Below is a block of records; repeat each one exactly.

<<<<

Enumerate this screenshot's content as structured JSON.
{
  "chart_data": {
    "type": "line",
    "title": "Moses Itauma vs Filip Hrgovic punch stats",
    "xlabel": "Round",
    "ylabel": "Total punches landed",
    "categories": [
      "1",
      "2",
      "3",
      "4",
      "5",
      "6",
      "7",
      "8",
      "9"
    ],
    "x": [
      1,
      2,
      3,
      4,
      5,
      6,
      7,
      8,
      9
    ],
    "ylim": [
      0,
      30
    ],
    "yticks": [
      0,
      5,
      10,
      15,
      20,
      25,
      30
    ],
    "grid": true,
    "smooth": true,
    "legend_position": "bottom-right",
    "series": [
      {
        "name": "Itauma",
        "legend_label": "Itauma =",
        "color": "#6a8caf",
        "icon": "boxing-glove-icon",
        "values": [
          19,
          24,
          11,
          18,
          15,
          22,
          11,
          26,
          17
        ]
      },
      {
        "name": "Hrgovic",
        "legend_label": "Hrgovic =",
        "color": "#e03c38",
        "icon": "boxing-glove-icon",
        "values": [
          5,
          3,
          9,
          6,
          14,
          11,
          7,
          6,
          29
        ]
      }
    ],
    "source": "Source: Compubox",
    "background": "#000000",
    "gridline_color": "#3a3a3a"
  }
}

>>>>

# Expected answer:
Enumerate this screenshot's content as structured JSON.
{
  "chart_data": {
    "type": "line",
    "title": "Moses Itauma vs Filip Hrgovic punch stats",
    "xlabel": "Round",
    "ylabel": "Total punches landed",
    "categories": [
      "1",
      "2",
      "3",
      "4",
      "5",
      "6",
      "7",
      "8",
      "9"
    ],
    "x": [
      1,
      2,
      3,
      4,
      5,
      6,
      7,
      8,
      9
    ],
    "ylim": [
      0,
      30
    ],
    "yticks": [
      0,
      5,
      10,
      15,
      20,
      25,
      30
    ],
    "grid": true,
    "smooth": true,
    "legend_position": "bottom-right",
    "series": [
      {
        "name": "Itauma",
        "legend_label": "Itauma =",
        "color": "#6a8caf",
        "icon": "boxing-glove-icon",
        "values": [
          19,
          24,
          11,
          18,
          15,
          22,
          11,
          26,
          17
        ]
      },
      {
        "name": "Hrgovic",
        "legend_label": "Hrgovic =",
        "color": "#e03c38",
        "icon": "boxing-glove-icon",
        "values": [
          5,
          3,
          9,
          6,
          14,
          11,
          7,
          6,
          29
        ]
      }
    ],
    "source": "Source: Compubox",
    "background": "#000000",
    "gridline_color": "#3a3a3a"
  }
}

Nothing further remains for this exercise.